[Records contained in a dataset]
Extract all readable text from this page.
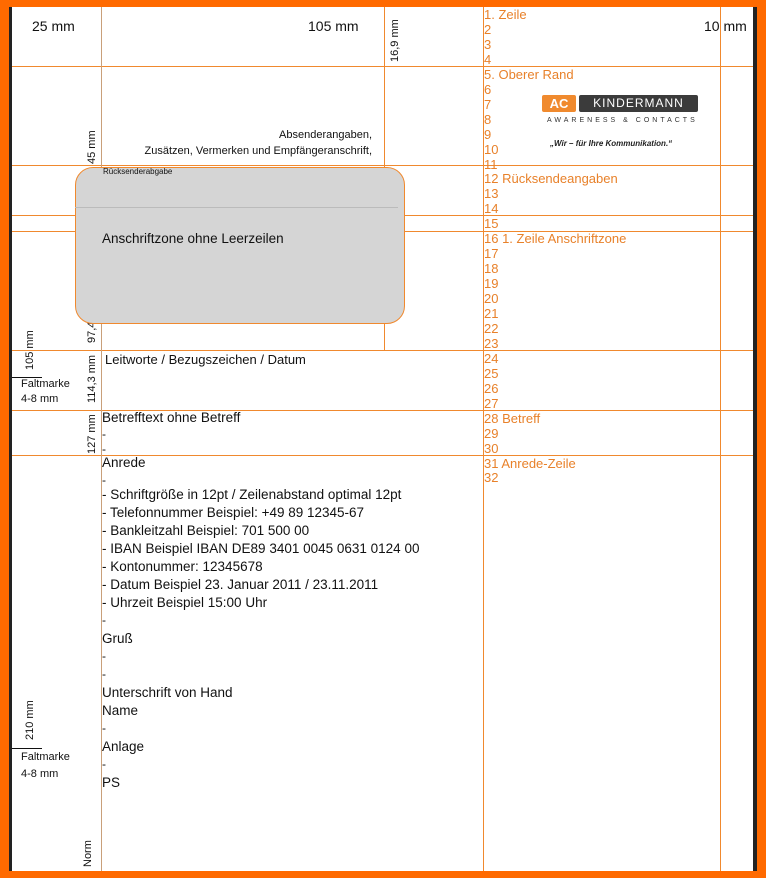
25 mm	105 mm	10 mm
16,9 mm
45 mm
105 mm
114,3 mm
127 mm
210 mm
Norm
Faltmarke
4-8 mm
Faltmarke
4-8 mm
Absenderangaben,
Zusätzen, Vermerken und Empfängeranschrift,
Rücksenderabgabe
Anschriftzone ohne Leerzeilen
Leitworte / Bezugszeichen / Datum
Betrefftext ohne Betreff
-
-
Anrede
-
- Schriftgröße in 12pt / Zeilenabstand optimal 12pt
- Telefonnummer Beispiel: +49 89 12345-67
- Bankleitzahl Beispiel: 701 500 00
- IBAN Beispiel IBAN DE89 3401 0045 0631 0124 00
- Kontonummer: 12345678
- Datum Beispiel 23. Januar 2011 / 23.11.2011
- Uhrzeit Beispiel 15:00 Uhr
-
Gruß
-
-
Unterschrift von Hand
Name
-
Anlage
-
PS
1. Zeile
2
3
4
5. Oberer Rand
6
7
8
9
10
11
12 Rücksendeangaben
13
14
15
16 1. Zeile Anschriftzone
17
18
19
20
21
22
23
24
25
26
27
28 Betreff
29
30
31 Anrede-Zeile
32
AC	KINDERMANN
AWARENESS & CONTACTS
„Wir – für Ihre Kommunikation.“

TASK OBJECTIVE:
Retype each line of the listing above word for word. Exclude the pictures.

EXPECTED ANSWER:
Extract all readable text from this page.
25 mm	105 mm	10 mm
16,9 mm
45 mm
105 mm
114,3 mm
127 mm
210 mm
Norm
Faltmarke
4-8 mm
Faltmarke
4-8 mm
Absenderangaben,
Zusätzen, Vermerken und Empfängeranschrift,
Rücksenderabgabe
Anschriftzone ohne Leerzeilen
Leitworte / Bezugszeichen / Datum
Betrefftext ohne Betreff
-
-
Anrede
-
- Schriftgröße in 12pt / Zeilenabstand optimal 12pt
- Telefonnummer Beispiel: +49 89 12345-67
- Bankleitzahl Beispiel: 701 500 00
- IBAN Beispiel IBAN DE89 3401 0045 0631 0124 00
- Kontonummer: 12345678
- Datum Beispiel 23. Januar 2011 / 23.11.2011
- Uhrzeit Beispiel 15:00 Uhr
-
Gruß
-
-
Unterschrift von Hand
Name
-
Anlage
-
PS
1. Zeile
2
3
4
5. Oberer Rand
6
7
8
9
10
11
12 Rücksendeangaben
13
14
15
16 1. Zeile Anschriftzone
17
18
19
20
21
22
23
24
25
26
27
28 Betreff
29
30
31 Anrede-Zeile
32
AC	KINDERMANN
AWARENESS & CONTACTS
„Wir – für Ihre Kommunikation.“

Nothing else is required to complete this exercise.